• _Given request_: The records that follow are to be transcribed in full, without their images.

• _Data section_:
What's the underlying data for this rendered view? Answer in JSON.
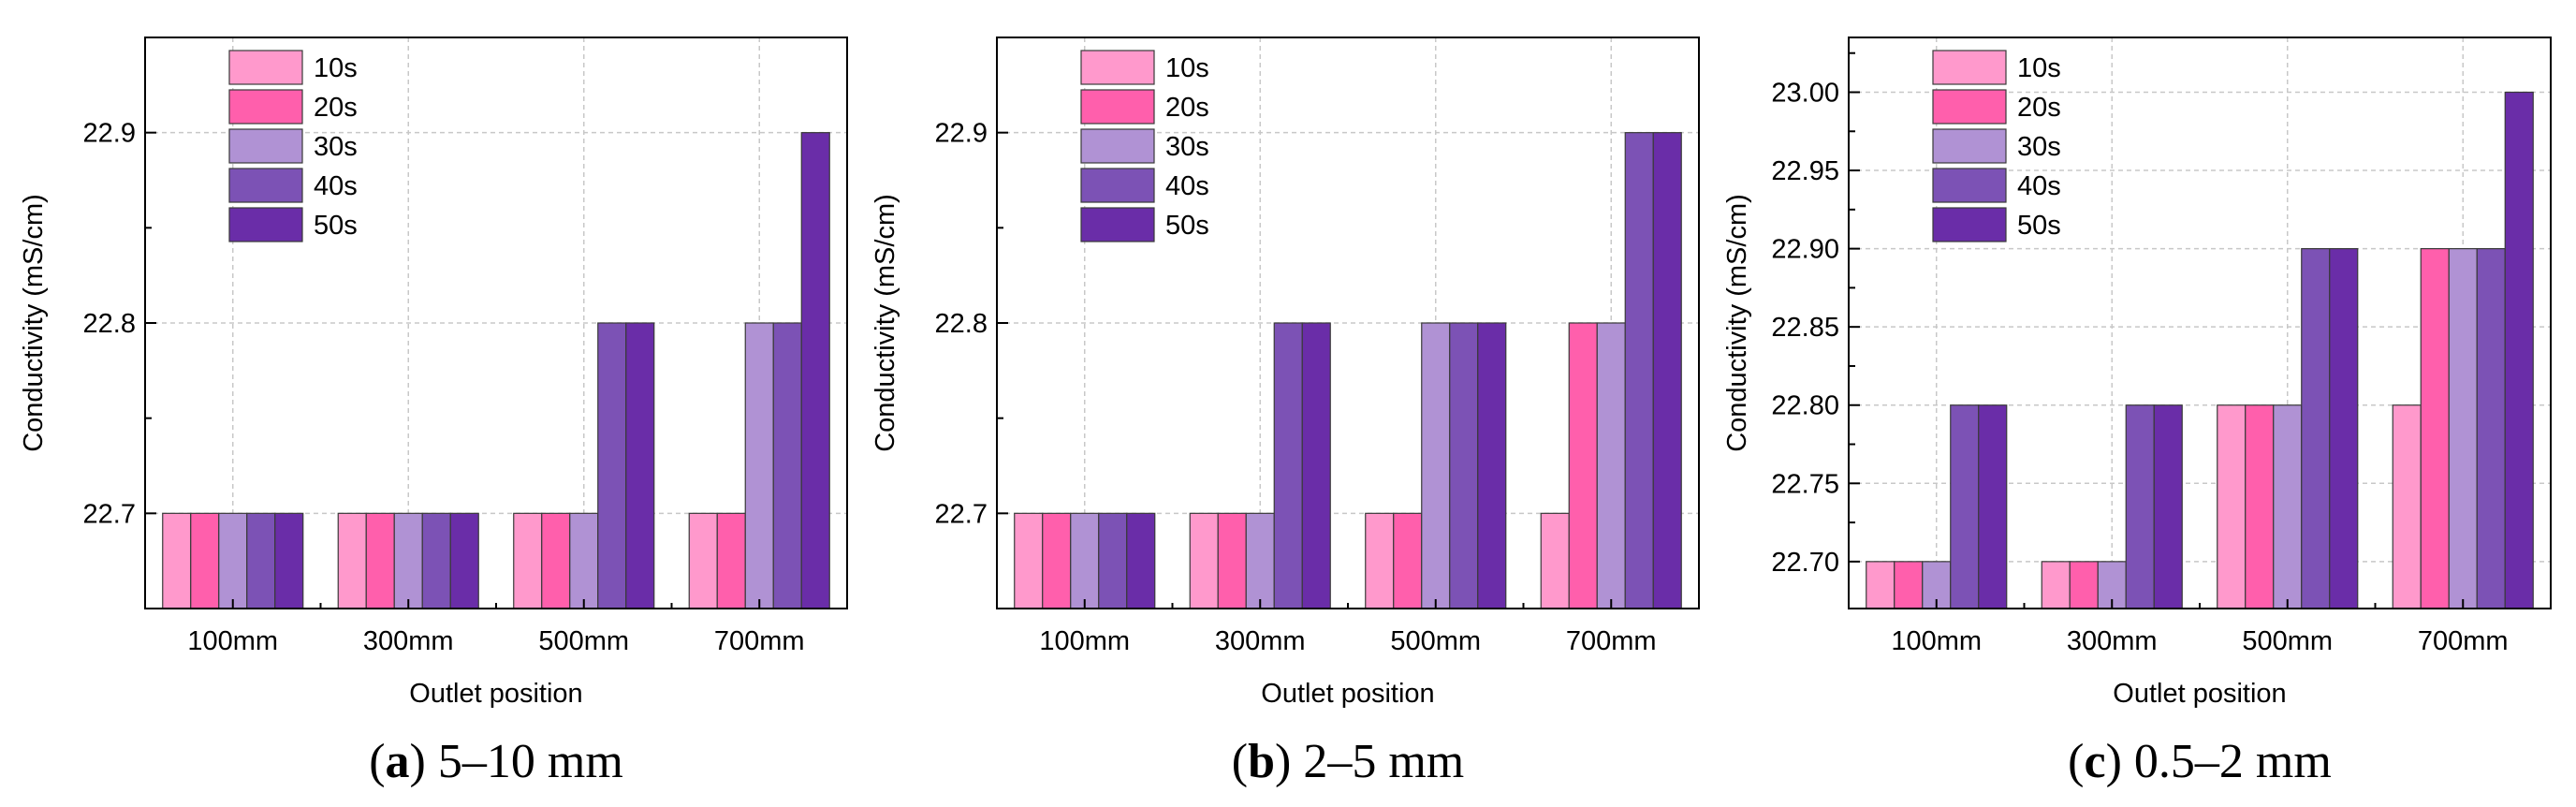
{
  "series_colors": [
    "#ff99cc",
    "#ff5fac",
    "#b092d4",
    "#7c52b5",
    "#6a2da8"
  ],
  "chart_data": [
    {
      "type": "bar",
      "panel": "a",
      "caption_letter": "a",
      "caption_text": " 5–10 mm",
      "caption_paren_open": "(",
      "caption_paren_close": ")",
      "categories": [
        "100mm",
        "300mm",
        "500mm",
        "700mm"
      ],
      "series": [
        {
          "name": "10s",
          "values": [
            22.7,
            22.7,
            22.7,
            22.7
          ]
        },
        {
          "name": "20s",
          "values": [
            22.7,
            22.7,
            22.7,
            22.7
          ]
        },
        {
          "name": "30s",
          "values": [
            22.7,
            22.7,
            22.7,
            22.8
          ]
        },
        {
          "name": "40s",
          "values": [
            22.7,
            22.7,
            22.8,
            22.8
          ]
        },
        {
          "name": "50s",
          "values": [
            22.7,
            22.7,
            22.8,
            22.9
          ]
        }
      ],
      "xlabel": "Outlet position",
      "ylabel": "Conductivity (mS/cm)",
      "ylim": [
        22.65,
        22.95
      ],
      "yticks": [
        22.7,
        22.8,
        22.9
      ],
      "ytick_labels": [
        "22.7",
        "22.8",
        "22.9"
      ],
      "yminor": [
        22.65,
        22.75,
        22.85,
        22.95
      ],
      "grid": true,
      "legend": "top-left"
    },
    {
      "type": "bar",
      "panel": "b",
      "caption_letter": "b",
      "caption_text": " 2–5 mm",
      "caption_paren_open": "(",
      "caption_paren_close": ")",
      "categories": [
        "100mm",
        "300mm",
        "500mm",
        "700mm"
      ],
      "series": [
        {
          "name": "10s",
          "values": [
            22.7,
            22.7,
            22.7,
            22.7
          ]
        },
        {
          "name": "20s",
          "values": [
            22.7,
            22.7,
            22.7,
            22.8
          ]
        },
        {
          "name": "30s",
          "values": [
            22.7,
            22.7,
            22.8,
            22.8
          ]
        },
        {
          "name": "40s",
          "values": [
            22.7,
            22.8,
            22.8,
            22.9
          ]
        },
        {
          "name": "50s",
          "values": [
            22.7,
            22.8,
            22.8,
            22.9
          ]
        }
      ],
      "xlabel": "Outlet position",
      "ylabel": "Conductivity (mS/cm)",
      "ylim": [
        22.65,
        22.95
      ],
      "yticks": [
        22.7,
        22.8,
        22.9
      ],
      "ytick_labels": [
        "22.7",
        "22.8",
        "22.9"
      ],
      "yminor": [
        22.65,
        22.75,
        22.85,
        22.95
      ],
      "grid": true,
      "legend": "top-left"
    },
    {
      "type": "bar",
      "panel": "c",
      "caption_letter": "c",
      "caption_text": " 0.5–2 mm",
      "caption_paren_open": "(",
      "caption_paren_close": ")",
      "categories": [
        "100mm",
        "300mm",
        "500mm",
        "700mm"
      ],
      "series": [
        {
          "name": "10s",
          "values": [
            22.7,
            22.7,
            22.8,
            22.8
          ]
        },
        {
          "name": "20s",
          "values": [
            22.7,
            22.7,
            22.8,
            22.9
          ]
        },
        {
          "name": "30s",
          "values": [
            22.7,
            22.7,
            22.8,
            22.9
          ]
        },
        {
          "name": "40s",
          "values": [
            22.8,
            22.8,
            22.9,
            22.9
          ]
        },
        {
          "name": "50s",
          "values": [
            22.8,
            22.8,
            22.9,
            23.0
          ]
        }
      ],
      "xlabel": "Outlet position",
      "ylabel": "Conductivity (mS/cm)",
      "ylim": [
        22.67,
        23.035
      ],
      "yticks": [
        22.7,
        22.75,
        22.8,
        22.85,
        22.9,
        22.95,
        23.0
      ],
      "ytick_labels": [
        "22.70",
        "22.75",
        "22.80",
        "22.85",
        "22.90",
        "22.95",
        "23.00"
      ],
      "yminor": [
        22.725,
        22.775,
        22.825,
        22.875,
        22.925,
        22.975,
        23.025
      ],
      "grid": true,
      "legend": "top-left"
    }
  ]
}
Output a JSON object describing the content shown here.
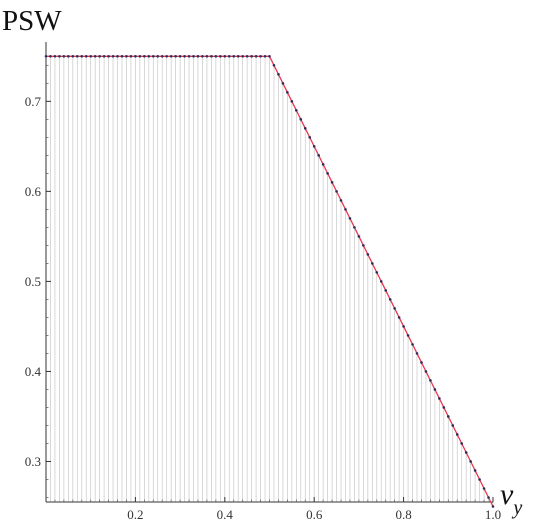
{
  "chart_data": {
    "type": "line",
    "ylabel": "PSW",
    "xlabel_main": "ν",
    "xlabel_sub": "y",
    "xlim": [
      0.0,
      1.0
    ],
    "ylim": [
      0.255,
      0.757
    ],
    "x_ticks": [
      0.2,
      0.4,
      0.6,
      0.8,
      1.0
    ],
    "x_tick_labels": [
      "0.2",
      "0.4",
      "0.6",
      "0.8",
      "1.0"
    ],
    "y_ticks": [
      0.3,
      0.4,
      0.5,
      0.6,
      0.7
    ],
    "y_tick_labels": [
      "0.3",
      "0.4",
      "0.5",
      "0.6",
      "0.7"
    ],
    "grid": "vertical lines at each sample",
    "line_color": "#e8384f",
    "point_color": "#2d2d5a",
    "grid_color": "#c8c8c8",
    "fit_line": {
      "x": [
        0.0,
        0.5,
        1.0
      ],
      "y": [
        0.75,
        0.75,
        0.25
      ]
    },
    "samples": {
      "x_start": 0.0,
      "x_end": 1.0,
      "count": 101,
      "plateau_value": 0.75,
      "plateau_until": 0.5,
      "end_value": 0.25
    }
  }
}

• _Finished answer_:
What's the underlying data for this rendered view? Answer in JSON.
{
  "series_colors": [
    "#ff99cc",
    "#ff5fac",
    "#b092d4",
    "#7c52b5",
    "#6a2da8"
  ],
  "chart_data": [
    {
      "type": "bar",
      "panel": "a",
      "caption_letter": "a",
      "caption_text": " 5–10 mm",
      "caption_paren_open": "(",
      "caption_paren_close": ")",
      "categories": [
        "100mm",
        "300mm",
        "500mm",
        "700mm"
      ],
      "series": [
        {
          "name": "10s",
          "values": [
            22.7,
            22.7,
            22.7,
            22.7
          ]
        },
        {
          "name": "20s",
          "values": [
            22.7,
            22.7,
            22.7,
            22.7
          ]
        },
        {
          "name": "30s",
          "values": [
            22.7,
            22.7,
            22.7,
            22.8
          ]
        },
        {
          "name": "40s",
          "values": [
            22.7,
            22.7,
            22.8,
            22.8
          ]
        },
        {
          "name": "50s",
          "values": [
            22.7,
            22.7,
            22.8,
            22.9
          ]
        }
      ],
      "xlabel": "Outlet position",
      "ylabel": "Conductivity (mS/cm)",
      "ylim": [
        22.65,
        22.95
      ],
      "yticks": [
        22.7,
        22.8,
        22.9
      ],
      "ytick_labels": [
        "22.7",
        "22.8",
        "22.9"
      ],
      "yminor": [
        22.65,
        22.75,
        22.85,
        22.95
      ],
      "grid": true,
      "legend": "top-left"
    },
    {
      "type": "bar",
      "panel": "b",
      "caption_letter": "b",
      "caption_text": " 2–5 mm",
      "caption_paren_open": "(",
      "caption_paren_close": ")",
      "categories": [
        "100mm",
        "300mm",
        "500mm",
        "700mm"
      ],
      "series": [
        {
          "name": "10s",
          "values": [
            22.7,
            22.7,
            22.7,
            22.7
          ]
        },
        {
          "name": "20s",
          "values": [
            22.7,
            22.7,
            22.7,
            22.8
          ]
        },
        {
          "name": "30s",
          "values": [
            22.7,
            22.7,
            22.8,
            22.8
          ]
        },
        {
          "name": "40s",
          "values": [
            22.7,
            22.8,
            22.8,
            22.9
          ]
        },
        {
          "name": "50s",
          "values": [
            22.7,
            22.8,
            22.8,
            22.9
          ]
        }
      ],
      "xlabel": "Outlet position",
      "ylabel": "Conductivity (mS/cm)",
      "ylim": [
        22.65,
        22.95
      ],
      "yticks": [
        22.7,
        22.8,
        22.9
      ],
      "ytick_labels": [
        "22.7",
        "22.8",
        "22.9"
      ],
      "yminor": [
        22.65,
        22.75,
        22.85,
        22.95
      ],
      "grid": true,
      "legend": "top-left"
    },
    {
      "type": "bar",
      "panel": "c",
      "caption_letter": "c",
      "caption_text": " 0.5–2 mm",
      "caption_paren_open": "(",
      "caption_paren_close": ")",
      "categories": [
        "100mm",
        "300mm",
        "500mm",
        "700mm"
      ],
      "series": [
        {
          "name": "10s",
          "values": [
            22.7,
            22.7,
            22.8,
            22.8
          ]
        },
        {
          "name": "20s",
          "values": [
            22.7,
            22.7,
            22.8,
            22.9
          ]
        },
        {
          "name": "30s",
          "values": [
            22.7,
            22.7,
            22.8,
            22.9
          ]
        },
        {
          "name": "40s",
          "values": [
            22.8,
            22.8,
            22.9,
            22.9
          ]
        },
        {
          "name": "50s",
          "values": [
            22.8,
            22.8,
            22.9,
            23.0
          ]
        }
      ],
      "xlabel": "Outlet position",
      "ylabel": "Conductivity (mS/cm)",
      "ylim": [
        22.67,
        23.035
      ],
      "yticks": [
        22.7,
        22.75,
        22.8,
        22.85,
        22.9,
        22.95,
        23.0
      ],
      "ytick_labels": [
        "22.70",
        "22.75",
        "22.80",
        "22.85",
        "22.90",
        "22.95",
        "23.00"
      ],
      "yminor": [
        22.725,
        22.775,
        22.825,
        22.875,
        22.925,
        22.975,
        23.025
      ],
      "grid": true,
      "legend": "top-left"
    }
  ]
}
Output a JSON object describing the content shown here.
{
  "chart_data": {
    "type": "line",
    "ylabel": "PSW",
    "xlabel_main": "ν",
    "xlabel_sub": "y",
    "xlim": [
      0.0,
      1.0
    ],
    "ylim": [
      0.255,
      0.757
    ],
    "x_ticks": [
      0.2,
      0.4,
      0.6,
      0.8,
      1.0
    ],
    "x_tick_labels": [
      "0.2",
      "0.4",
      "0.6",
      "0.8",
      "1.0"
    ],
    "y_ticks": [
      0.3,
      0.4,
      0.5,
      0.6,
      0.7
    ],
    "y_tick_labels": [
      "0.3",
      "0.4",
      "0.5",
      "0.6",
      "0.7"
    ],
    "grid": "vertical lines at each sample",
    "line_color": "#e8384f",
    "point_color": "#2d2d5a",
    "grid_color": "#c8c8c8",
    "fit_line": {
      "x": [
        0.0,
        0.5,
        1.0
      ],
      "y": [
        0.75,
        0.75,
        0.25
      ]
    },
    "samples": {
      "x_start": 0.0,
      "x_end": 1.0,
      "count": 101,
      "plateau_value": 0.75,
      "plateau_until": 0.5,
      "end_value": 0.25
    }
  }
}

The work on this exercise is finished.